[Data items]
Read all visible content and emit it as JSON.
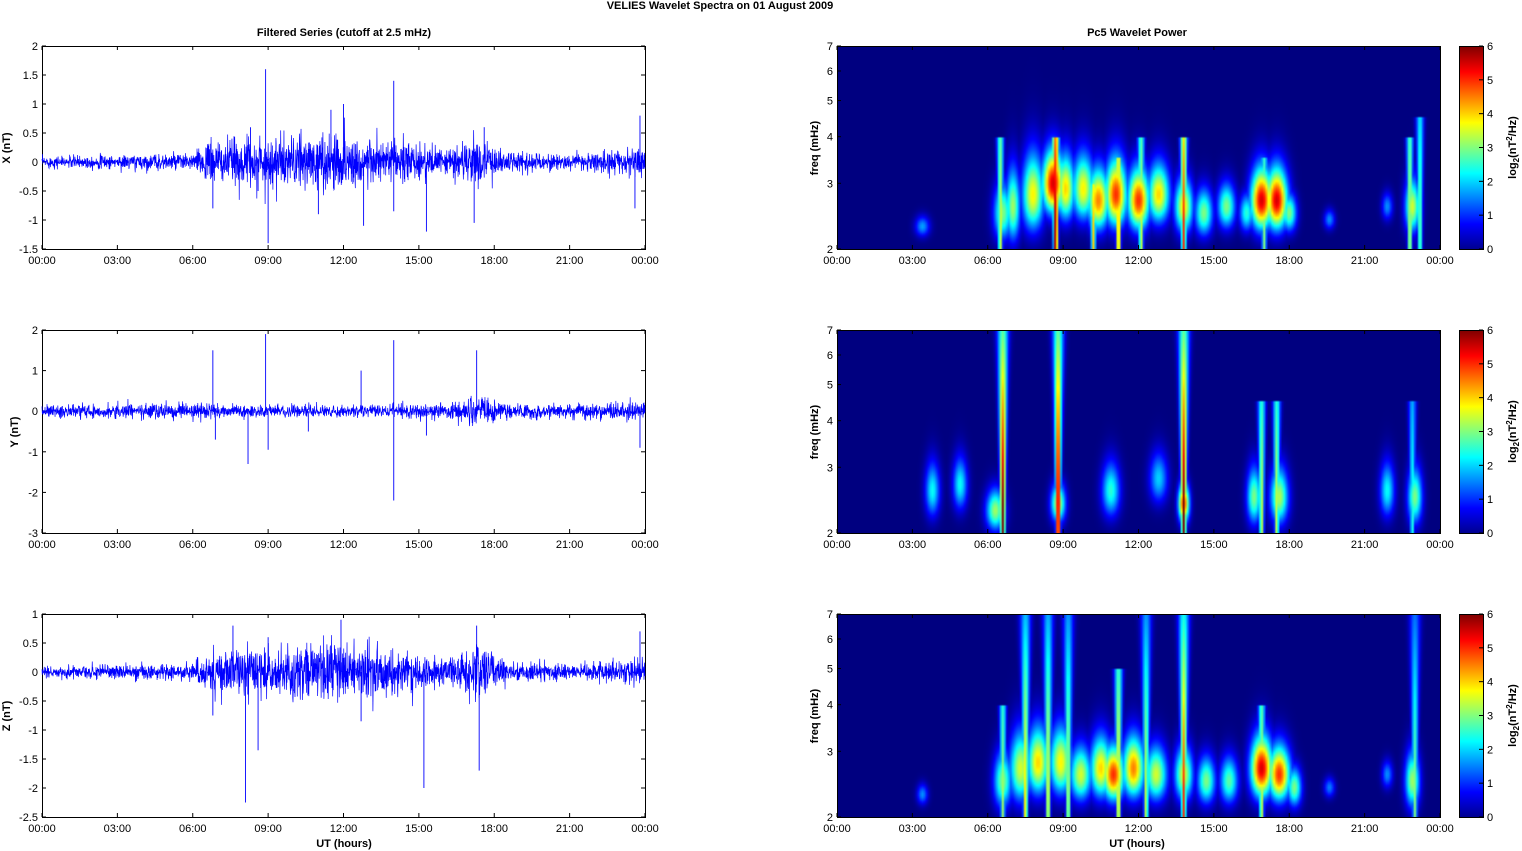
{
  "figure": {
    "title": "VELIES Wavelet Spectra on 01 August    2009",
    "left_title": "Filtered Series (cutoff at 2.5 mHz)",
    "right_title": "Pc5 Wavelet Power",
    "xlabel": "UT (hours)"
  },
  "time_ticks": [
    "00:00",
    "03:00",
    "06:00",
    "09:00",
    "12:00",
    "15:00",
    "18:00",
    "21:00",
    "00:00"
  ],
  "chart_data": [
    {
      "type": "line",
      "ylabel": "X (nT)",
      "xlim_hours": [
        0,
        24
      ],
      "ylim": [
        -1.5,
        2
      ],
      "yticks": [
        -1.5,
        -1,
        -0.5,
        0,
        0.5,
        1,
        1.5,
        2
      ],
      "series_color": "#0000ff",
      "noise_envelope": [
        [
          0,
          0.08
        ],
        [
          3,
          0.1
        ],
        [
          6,
          0.12
        ],
        [
          6.7,
          0.3
        ],
        [
          9,
          0.35
        ],
        [
          12,
          0.4
        ],
        [
          14,
          0.3
        ],
        [
          16,
          0.2
        ],
        [
          17.5,
          0.35
        ],
        [
          18.5,
          0.15
        ],
        [
          21,
          0.1
        ],
        [
          23.5,
          0.2
        ],
        [
          24,
          0.2
        ]
      ],
      "spikes": [
        [
          6.8,
          -0.8
        ],
        [
          8.3,
          0.6
        ],
        [
          8.6,
          -0.5
        ],
        [
          8.9,
          1.6
        ],
        [
          9.0,
          -1.4
        ],
        [
          11.0,
          -0.9
        ],
        [
          11.5,
          0.9
        ],
        [
          12.0,
          1.0
        ],
        [
          12.8,
          -1.1
        ],
        [
          14.0,
          1.4
        ],
        [
          14.0,
          -0.85
        ],
        [
          15.3,
          -1.2
        ],
        [
          17.2,
          -1.05
        ],
        [
          17.6,
          0.6
        ],
        [
          23.6,
          -0.8
        ],
        [
          23.8,
          0.8
        ]
      ]
    },
    {
      "type": "line",
      "ylabel": "Y (nT)",
      "xlim_hours": [
        0,
        24
      ],
      "ylim": [
        -3,
        2
      ],
      "yticks": [
        -3,
        -2,
        -1,
        0,
        1,
        2
      ],
      "series_color": "#0000ff",
      "noise_envelope": [
        [
          0,
          0.12
        ],
        [
          3,
          0.15
        ],
        [
          6,
          0.15
        ],
        [
          9,
          0.12
        ],
        [
          12,
          0.1
        ],
        [
          14,
          0.15
        ],
        [
          16,
          0.15
        ],
        [
          17.5,
          0.3
        ],
        [
          18.5,
          0.15
        ],
        [
          21,
          0.15
        ],
        [
          24,
          0.2
        ]
      ],
      "spikes": [
        [
          6.8,
          1.5
        ],
        [
          6.9,
          -0.7
        ],
        [
          8.2,
          -1.3
        ],
        [
          8.9,
          1.9
        ],
        [
          9.0,
          -0.95
        ],
        [
          10.6,
          -0.5
        ],
        [
          12.7,
          1.0
        ],
        [
          14.0,
          1.75
        ],
        [
          14.0,
          -2.2
        ],
        [
          15.3,
          -0.6
        ],
        [
          17.3,
          1.5
        ],
        [
          23.8,
          -0.9
        ]
      ]
    },
    {
      "type": "line",
      "ylabel": "Z (nT)",
      "xlim_hours": [
        0,
        24
      ],
      "ylim": [
        -2.5,
        1
      ],
      "yticks": [
        -2.5,
        -2,
        -1.5,
        -1,
        -0.5,
        0,
        0.5,
        1
      ],
      "series_color": "#0000ff",
      "noise_envelope": [
        [
          0,
          0.08
        ],
        [
          3,
          0.1
        ],
        [
          6,
          0.12
        ],
        [
          6.7,
          0.3
        ],
        [
          9,
          0.35
        ],
        [
          12,
          0.4
        ],
        [
          14,
          0.3
        ],
        [
          16,
          0.2
        ],
        [
          17.5,
          0.4
        ],
        [
          18.5,
          0.15
        ],
        [
          21,
          0.1
        ],
        [
          24,
          0.2
        ]
      ],
      "spikes": [
        [
          6.8,
          -0.75
        ],
        [
          7.6,
          0.8
        ],
        [
          8.1,
          -2.25
        ],
        [
          8.6,
          -1.35
        ],
        [
          9.0,
          0.6
        ],
        [
          11.9,
          0.9
        ],
        [
          12.7,
          -0.85
        ],
        [
          15.2,
          -2.0
        ],
        [
          17.3,
          0.8
        ],
        [
          17.4,
          -1.7
        ],
        [
          23.8,
          0.7
        ]
      ]
    },
    {
      "type": "heatmap",
      "ylabel": "freq (mHz)",
      "ylim_mhz": [
        2,
        7
      ],
      "yscale": "log",
      "yticks": [
        2,
        3,
        4,
        5,
        6,
        7
      ],
      "colorbar_label": "log2(nT2/Hz)",
      "colorbar_ticks": [
        0,
        1,
        2,
        3,
        4,
        5,
        6
      ],
      "blobs": [
        [
          3.4,
          2.3,
          0.2,
          0.1,
          1.7
        ],
        [
          6.6,
          2.5,
          0.25,
          0.3,
          3.0
        ],
        [
          7.0,
          2.6,
          0.2,
          0.4,
          3.2
        ],
        [
          7.8,
          2.8,
          0.3,
          0.45,
          3.8
        ],
        [
          8.6,
          3.0,
          0.3,
          0.4,
          5.5
        ],
        [
          9.1,
          2.9,
          0.25,
          0.4,
          4.0
        ],
        [
          9.8,
          2.9,
          0.3,
          0.4,
          3.8
        ],
        [
          10.4,
          2.7,
          0.3,
          0.35,
          4.5
        ],
        [
          11.1,
          2.8,
          0.3,
          0.4,
          5.0
        ],
        [
          12.0,
          2.7,
          0.3,
          0.35,
          5.0
        ],
        [
          12.8,
          2.8,
          0.3,
          0.35,
          4.0
        ],
        [
          13.8,
          2.6,
          0.25,
          0.3,
          3.8
        ],
        [
          14.6,
          2.5,
          0.25,
          0.25,
          3.0
        ],
        [
          15.5,
          2.6,
          0.25,
          0.25,
          3.0
        ],
        [
          16.3,
          2.5,
          0.2,
          0.2,
          2.5
        ],
        [
          16.9,
          2.7,
          0.3,
          0.35,
          5.5
        ],
        [
          17.5,
          2.7,
          0.3,
          0.35,
          5.5
        ],
        [
          18.0,
          2.5,
          0.2,
          0.2,
          3.0
        ],
        [
          19.6,
          2.4,
          0.15,
          0.1,
          1.6
        ],
        [
          21.9,
          2.6,
          0.15,
          0.15,
          1.6
        ],
        [
          22.9,
          2.6,
          0.2,
          0.3,
          3.5
        ]
      ],
      "streaks": [
        [
          6.5,
          4.0,
          3.6
        ],
        [
          8.7,
          4.0,
          6.0
        ],
        [
          10.2,
          3.0,
          4.0
        ],
        [
          11.2,
          3.5,
          4.5
        ],
        [
          12.1,
          4.0,
          3.5
        ],
        [
          13.8,
          4.0,
          5.0
        ],
        [
          17.0,
          3.5,
          3.0
        ],
        [
          22.8,
          4.0,
          3.5
        ],
        [
          23.2,
          4.5,
          3.0
        ]
      ]
    },
    {
      "type": "heatmap",
      "ylabel": "freq (mHz)",
      "ylim_mhz": [
        2,
        7
      ],
      "yscale": "log",
      "yticks": [
        2,
        3,
        4,
        5,
        6,
        7
      ],
      "colorbar_label": "log2(nT2/Hz)",
      "colorbar_ticks": [
        0,
        1,
        2,
        3,
        4,
        5,
        6
      ],
      "blobs": [
        [
          3.8,
          2.6,
          0.2,
          0.3,
          2.3
        ],
        [
          4.9,
          2.7,
          0.2,
          0.3,
          2.3
        ],
        [
          6.3,
          2.3,
          0.25,
          0.2,
          3.2
        ],
        [
          8.8,
          2.4,
          0.2,
          0.2,
          3.5
        ],
        [
          10.9,
          2.6,
          0.25,
          0.3,
          2.5
        ],
        [
          12.8,
          2.8,
          0.25,
          0.3,
          2.0
        ],
        [
          13.8,
          2.4,
          0.15,
          0.2,
          5.0
        ],
        [
          16.6,
          2.5,
          0.2,
          0.3,
          3.0
        ],
        [
          17.6,
          2.5,
          0.25,
          0.3,
          3.3
        ],
        [
          21.9,
          2.6,
          0.2,
          0.3,
          2.3
        ],
        [
          23.0,
          2.5,
          0.2,
          0.3,
          3.0
        ]
      ],
      "streaks": [
        [
          6.6,
          7.0,
          6.0
        ],
        [
          8.8,
          7.0,
          6.0
        ],
        [
          13.8,
          7.0,
          6.0
        ],
        [
          16.9,
          4.5,
          3.5
        ],
        [
          17.5,
          4.5,
          3.5
        ],
        [
          22.9,
          4.5,
          2.5
        ]
      ]
    },
    {
      "type": "heatmap",
      "ylabel": "freq (mHz)",
      "ylim_mhz": [
        2,
        7
      ],
      "yscale": "log",
      "yticks": [
        2,
        3,
        4,
        5,
        6,
        7
      ],
      "colorbar_label": "log2(nT2/Hz)",
      "colorbar_ticks": [
        0,
        1,
        2,
        3,
        4,
        5,
        6
      ],
      "blobs": [
        [
          3.4,
          2.3,
          0.15,
          0.1,
          1.6
        ],
        [
          6.6,
          2.5,
          0.25,
          0.3,
          3.0
        ],
        [
          7.3,
          2.7,
          0.3,
          0.4,
          3.5
        ],
        [
          8.0,
          2.8,
          0.3,
          0.4,
          4.0
        ],
        [
          8.9,
          2.8,
          0.3,
          0.4,
          3.8
        ],
        [
          9.7,
          2.6,
          0.3,
          0.3,
          3.5
        ],
        [
          10.5,
          2.7,
          0.3,
          0.35,
          4.0
        ],
        [
          11.0,
          2.6,
          0.3,
          0.3,
          5.0
        ],
        [
          11.8,
          2.7,
          0.3,
          0.35,
          4.5
        ],
        [
          12.7,
          2.6,
          0.3,
          0.3,
          3.5
        ],
        [
          13.8,
          2.6,
          0.25,
          0.3,
          3.5
        ],
        [
          14.7,
          2.5,
          0.25,
          0.25,
          3.0
        ],
        [
          15.6,
          2.5,
          0.25,
          0.25,
          2.8
        ],
        [
          16.9,
          2.7,
          0.3,
          0.35,
          5.5
        ],
        [
          17.6,
          2.6,
          0.3,
          0.3,
          5.0
        ],
        [
          18.2,
          2.4,
          0.2,
          0.2,
          3.0
        ],
        [
          19.6,
          2.4,
          0.15,
          0.1,
          1.5
        ],
        [
          21.9,
          2.6,
          0.15,
          0.15,
          1.6
        ],
        [
          22.9,
          2.5,
          0.2,
          0.3,
          3.2
        ]
      ],
      "streaks": [
        [
          6.6,
          4.0,
          3.2
        ],
        [
          7.5,
          7.0,
          4.0
        ],
        [
          8.4,
          7.0,
          3.8
        ],
        [
          9.2,
          7.0,
          3.5
        ],
        [
          11.2,
          5.0,
          4.0
        ],
        [
          12.3,
          7.0,
          3.5
        ],
        [
          13.8,
          7.0,
          5.0
        ],
        [
          16.9,
          4.0,
          3.5
        ],
        [
          23.0,
          7.0,
          3.0
        ]
      ]
    }
  ]
}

→ WORK TO BE COMPLETED
Pick out each line that holds the string "Wavelet".

→ ANSWER BELOW
    "title": "VELIES Wavelet Spectra on 01 August    2009",
    "right_title": "Pc5 Wavelet Power",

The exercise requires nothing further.